### EXTRAIT DU TEXTE
▼▼▼

Jacques Brel devint ainsi Saint Jacques d’Hiva Oa, dont la sépulture dans le cimetière d’Atuona constitue pour les marins un but de pèlerinage.
Sa tombe, sur une hauteur, face au Pacifique, sans croix ni artifice, est un monument de sérénité. Une stèle joliment gravée, une adresse poétique aux voyageurs de passage, quelques fleurs comme tombées des hibiscus environnants, et beaucoup de galets portant les hommages de tous ceux qui venus de très loin ont voulu laisser quelque chose… Nous y joignons pieusement notre caillou, ramassé sur une grève de l’ile.
Une véritable émotion nous saisit, quand on a que l’amour, les vieux, la Fanette, les bourgeois, Jef, Mathilde, .. putain c’était des textes, et on était trop jeune pour l’Olympia. On ne t’aura jamais approché aussi prés qu’ici, si loin, au fin fond du Pacifique. Quarante neuf ans, grand Jacques, t’es mort trop tôt.

▲▲▲

### LE PROBLÈME
Poursuivez le texte sur la tombe de Jacques Brel à Atuona en reprenant après sa dernière phrase.

Annotations des éléments de mise en page
▼▼▼

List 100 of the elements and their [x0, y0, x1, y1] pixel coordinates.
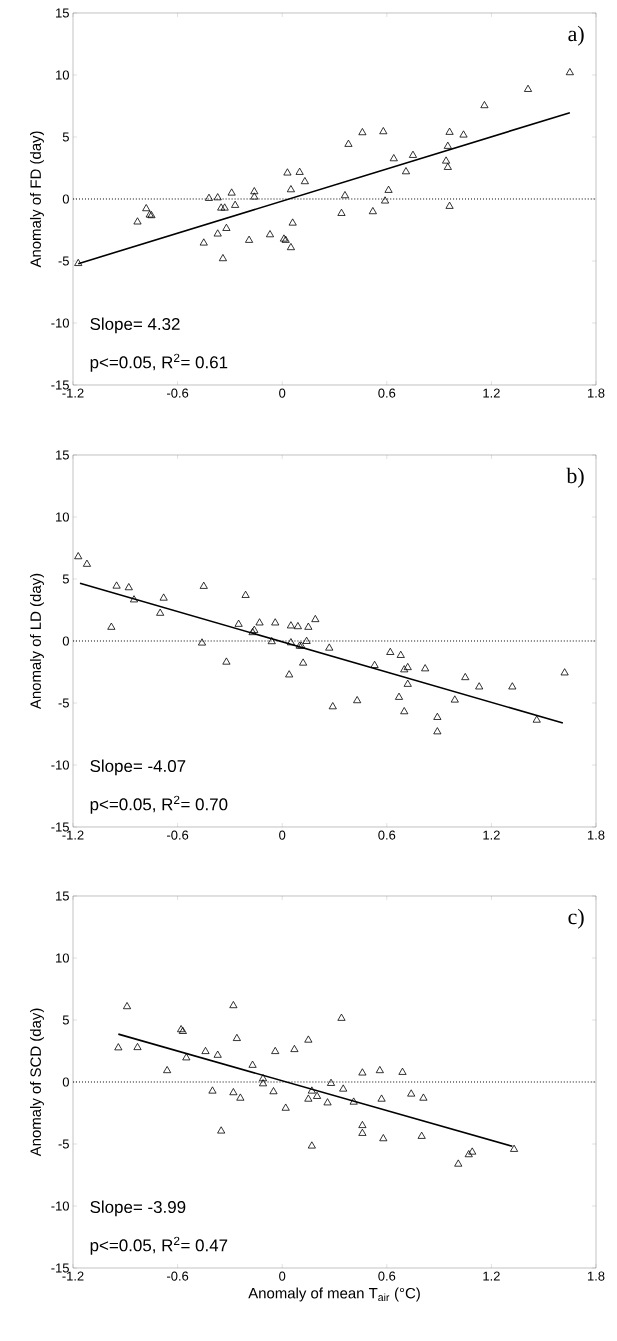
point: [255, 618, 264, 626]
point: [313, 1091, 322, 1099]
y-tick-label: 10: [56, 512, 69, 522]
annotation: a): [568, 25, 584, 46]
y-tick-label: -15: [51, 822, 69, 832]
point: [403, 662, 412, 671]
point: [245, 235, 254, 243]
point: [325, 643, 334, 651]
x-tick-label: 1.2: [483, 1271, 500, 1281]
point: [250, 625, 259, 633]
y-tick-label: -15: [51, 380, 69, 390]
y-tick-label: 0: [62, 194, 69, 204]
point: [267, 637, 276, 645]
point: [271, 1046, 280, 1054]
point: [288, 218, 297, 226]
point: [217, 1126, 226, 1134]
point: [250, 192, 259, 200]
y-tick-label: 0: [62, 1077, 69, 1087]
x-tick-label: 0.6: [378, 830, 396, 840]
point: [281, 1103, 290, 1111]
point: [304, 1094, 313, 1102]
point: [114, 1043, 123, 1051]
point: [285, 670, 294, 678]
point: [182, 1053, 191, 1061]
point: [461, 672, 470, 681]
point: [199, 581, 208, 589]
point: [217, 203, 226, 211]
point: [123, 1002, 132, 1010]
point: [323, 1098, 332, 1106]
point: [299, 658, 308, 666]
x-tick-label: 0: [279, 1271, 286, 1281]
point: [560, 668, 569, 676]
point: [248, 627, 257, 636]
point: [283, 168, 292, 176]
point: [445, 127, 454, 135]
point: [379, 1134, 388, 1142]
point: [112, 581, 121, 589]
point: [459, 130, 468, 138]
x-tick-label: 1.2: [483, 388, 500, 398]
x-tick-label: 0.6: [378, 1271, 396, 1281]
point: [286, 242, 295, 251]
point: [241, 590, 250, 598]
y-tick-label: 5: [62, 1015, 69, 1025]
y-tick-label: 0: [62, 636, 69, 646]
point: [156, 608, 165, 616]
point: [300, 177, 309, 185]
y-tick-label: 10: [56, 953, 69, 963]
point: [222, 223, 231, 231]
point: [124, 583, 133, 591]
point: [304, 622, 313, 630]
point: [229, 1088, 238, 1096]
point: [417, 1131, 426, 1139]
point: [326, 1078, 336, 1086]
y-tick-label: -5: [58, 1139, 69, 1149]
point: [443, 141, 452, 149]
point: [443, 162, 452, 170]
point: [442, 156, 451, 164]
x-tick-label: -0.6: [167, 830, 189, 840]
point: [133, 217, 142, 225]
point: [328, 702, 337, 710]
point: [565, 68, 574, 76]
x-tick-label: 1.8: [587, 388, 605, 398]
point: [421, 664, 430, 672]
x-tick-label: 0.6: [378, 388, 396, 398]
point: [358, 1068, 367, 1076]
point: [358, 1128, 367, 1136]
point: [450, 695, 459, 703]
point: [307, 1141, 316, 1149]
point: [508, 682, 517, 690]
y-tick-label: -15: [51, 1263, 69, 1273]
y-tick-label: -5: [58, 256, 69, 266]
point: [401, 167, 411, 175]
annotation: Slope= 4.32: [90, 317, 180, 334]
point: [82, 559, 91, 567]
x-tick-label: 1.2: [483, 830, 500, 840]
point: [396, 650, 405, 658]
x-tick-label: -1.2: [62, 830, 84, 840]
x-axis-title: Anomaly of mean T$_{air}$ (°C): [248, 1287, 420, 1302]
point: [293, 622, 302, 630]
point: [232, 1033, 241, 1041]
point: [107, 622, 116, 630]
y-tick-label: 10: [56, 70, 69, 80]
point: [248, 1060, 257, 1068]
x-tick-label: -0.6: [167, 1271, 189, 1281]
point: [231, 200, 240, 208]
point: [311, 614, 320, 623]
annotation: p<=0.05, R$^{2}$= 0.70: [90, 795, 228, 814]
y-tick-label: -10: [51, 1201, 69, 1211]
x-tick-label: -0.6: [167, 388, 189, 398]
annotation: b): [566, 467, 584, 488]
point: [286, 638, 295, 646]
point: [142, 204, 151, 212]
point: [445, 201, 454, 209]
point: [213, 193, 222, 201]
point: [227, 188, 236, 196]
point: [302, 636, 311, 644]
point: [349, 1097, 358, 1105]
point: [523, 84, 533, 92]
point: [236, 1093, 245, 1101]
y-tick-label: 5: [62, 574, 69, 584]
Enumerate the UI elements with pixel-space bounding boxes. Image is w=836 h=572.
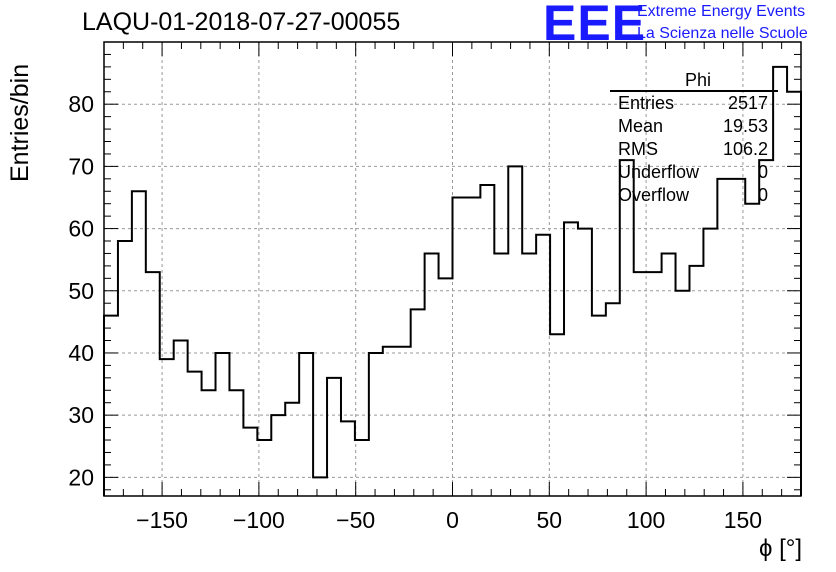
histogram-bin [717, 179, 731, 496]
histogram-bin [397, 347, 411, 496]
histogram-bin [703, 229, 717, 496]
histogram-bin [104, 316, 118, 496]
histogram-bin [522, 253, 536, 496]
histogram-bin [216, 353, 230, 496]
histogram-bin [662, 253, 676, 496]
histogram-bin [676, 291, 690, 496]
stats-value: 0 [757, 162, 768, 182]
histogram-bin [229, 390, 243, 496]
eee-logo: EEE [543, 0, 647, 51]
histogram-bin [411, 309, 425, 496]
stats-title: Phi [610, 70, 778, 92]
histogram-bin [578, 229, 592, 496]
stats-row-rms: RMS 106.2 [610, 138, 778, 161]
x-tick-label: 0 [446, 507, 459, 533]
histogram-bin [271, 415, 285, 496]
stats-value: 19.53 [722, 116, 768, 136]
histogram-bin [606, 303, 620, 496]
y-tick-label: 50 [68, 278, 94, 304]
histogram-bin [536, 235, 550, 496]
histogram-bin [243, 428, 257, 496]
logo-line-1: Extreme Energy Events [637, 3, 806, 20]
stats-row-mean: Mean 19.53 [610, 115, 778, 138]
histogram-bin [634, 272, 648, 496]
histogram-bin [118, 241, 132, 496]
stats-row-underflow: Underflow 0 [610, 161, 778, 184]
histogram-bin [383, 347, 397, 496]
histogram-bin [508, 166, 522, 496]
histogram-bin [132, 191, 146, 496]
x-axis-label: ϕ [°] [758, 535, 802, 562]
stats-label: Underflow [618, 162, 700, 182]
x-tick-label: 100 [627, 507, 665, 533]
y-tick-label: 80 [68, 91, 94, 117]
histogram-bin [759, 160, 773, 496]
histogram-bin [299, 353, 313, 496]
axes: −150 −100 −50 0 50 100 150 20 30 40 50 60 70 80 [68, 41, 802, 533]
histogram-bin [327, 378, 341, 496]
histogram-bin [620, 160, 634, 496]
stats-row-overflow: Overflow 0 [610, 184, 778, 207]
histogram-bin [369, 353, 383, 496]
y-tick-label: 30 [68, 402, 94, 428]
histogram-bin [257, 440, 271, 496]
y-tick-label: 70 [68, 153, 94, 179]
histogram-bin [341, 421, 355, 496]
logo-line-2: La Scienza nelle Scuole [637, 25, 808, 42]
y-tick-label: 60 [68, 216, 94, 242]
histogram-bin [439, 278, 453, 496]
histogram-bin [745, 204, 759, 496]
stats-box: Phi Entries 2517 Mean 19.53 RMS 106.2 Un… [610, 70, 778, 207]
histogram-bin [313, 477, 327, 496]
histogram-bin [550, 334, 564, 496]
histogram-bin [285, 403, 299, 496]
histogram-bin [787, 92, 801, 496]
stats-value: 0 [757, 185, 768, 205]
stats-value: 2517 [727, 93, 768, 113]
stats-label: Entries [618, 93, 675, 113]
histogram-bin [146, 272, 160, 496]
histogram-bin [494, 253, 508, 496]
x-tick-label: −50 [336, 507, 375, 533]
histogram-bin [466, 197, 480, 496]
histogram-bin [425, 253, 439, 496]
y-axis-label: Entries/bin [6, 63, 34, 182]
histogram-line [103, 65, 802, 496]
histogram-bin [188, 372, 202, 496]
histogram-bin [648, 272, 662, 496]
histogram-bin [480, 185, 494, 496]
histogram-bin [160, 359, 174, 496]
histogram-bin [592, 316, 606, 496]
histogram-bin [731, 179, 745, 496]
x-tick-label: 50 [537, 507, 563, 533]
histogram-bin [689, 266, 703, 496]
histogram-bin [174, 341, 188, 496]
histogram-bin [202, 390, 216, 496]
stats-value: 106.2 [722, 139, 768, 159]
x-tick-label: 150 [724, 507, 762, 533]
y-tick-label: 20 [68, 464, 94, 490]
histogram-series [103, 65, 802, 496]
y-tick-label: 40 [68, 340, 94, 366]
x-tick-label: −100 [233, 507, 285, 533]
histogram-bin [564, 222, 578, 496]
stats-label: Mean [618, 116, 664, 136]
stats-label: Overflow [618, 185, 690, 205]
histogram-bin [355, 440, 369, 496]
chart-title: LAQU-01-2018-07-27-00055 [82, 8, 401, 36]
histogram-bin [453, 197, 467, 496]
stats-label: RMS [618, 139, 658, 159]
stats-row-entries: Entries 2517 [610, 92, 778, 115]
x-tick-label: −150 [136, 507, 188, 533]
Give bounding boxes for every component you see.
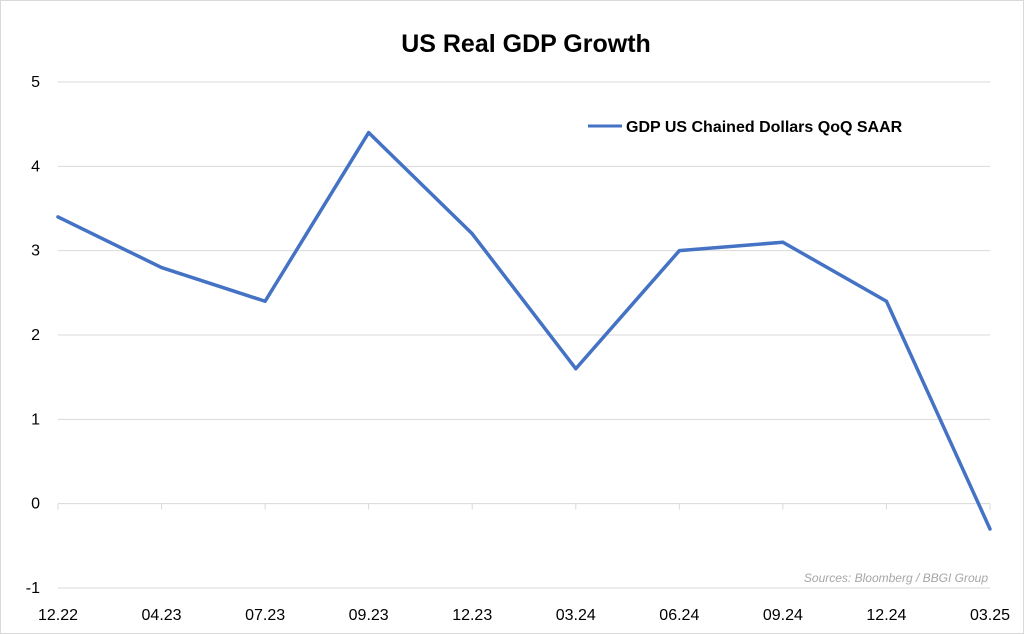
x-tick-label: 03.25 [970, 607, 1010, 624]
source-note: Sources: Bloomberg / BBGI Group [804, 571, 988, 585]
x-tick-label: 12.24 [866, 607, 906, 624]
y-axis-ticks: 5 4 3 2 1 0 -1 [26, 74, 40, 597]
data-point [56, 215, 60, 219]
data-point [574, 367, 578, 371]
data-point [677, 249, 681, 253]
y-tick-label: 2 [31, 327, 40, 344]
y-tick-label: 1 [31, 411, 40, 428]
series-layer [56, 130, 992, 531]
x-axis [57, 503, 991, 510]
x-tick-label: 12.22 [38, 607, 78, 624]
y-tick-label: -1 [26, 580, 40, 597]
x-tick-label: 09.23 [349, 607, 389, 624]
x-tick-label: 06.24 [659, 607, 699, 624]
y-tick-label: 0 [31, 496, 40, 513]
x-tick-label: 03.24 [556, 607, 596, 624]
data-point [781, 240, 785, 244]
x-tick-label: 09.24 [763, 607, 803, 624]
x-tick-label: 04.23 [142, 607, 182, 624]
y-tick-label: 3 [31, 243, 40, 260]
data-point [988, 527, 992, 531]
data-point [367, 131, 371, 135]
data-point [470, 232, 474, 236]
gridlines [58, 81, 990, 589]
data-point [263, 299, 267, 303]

▲▲▲

### RÉPONSE
Grand Jacques tu nous manque énormément…
Jojo,
Voici donc quelques rires
Quelques vins quelques blondes
J’ai plaisir à te dire
Que la nuit sera longue
A devenir demain
Jojo,
Moi je t’entends rugir
Quelques chansons marines
Où des Bretons devinent
Que Saint-Cast doit dormir
Tout au fond du brouillard
Six pieds sous terre Jojo tu chantes encore
Six pieds sous terre tu n’es pas mort
Ca donne envie de se faire une intégrale du Grand Jacques tout ça. Quel contraste entre les images et les chansons !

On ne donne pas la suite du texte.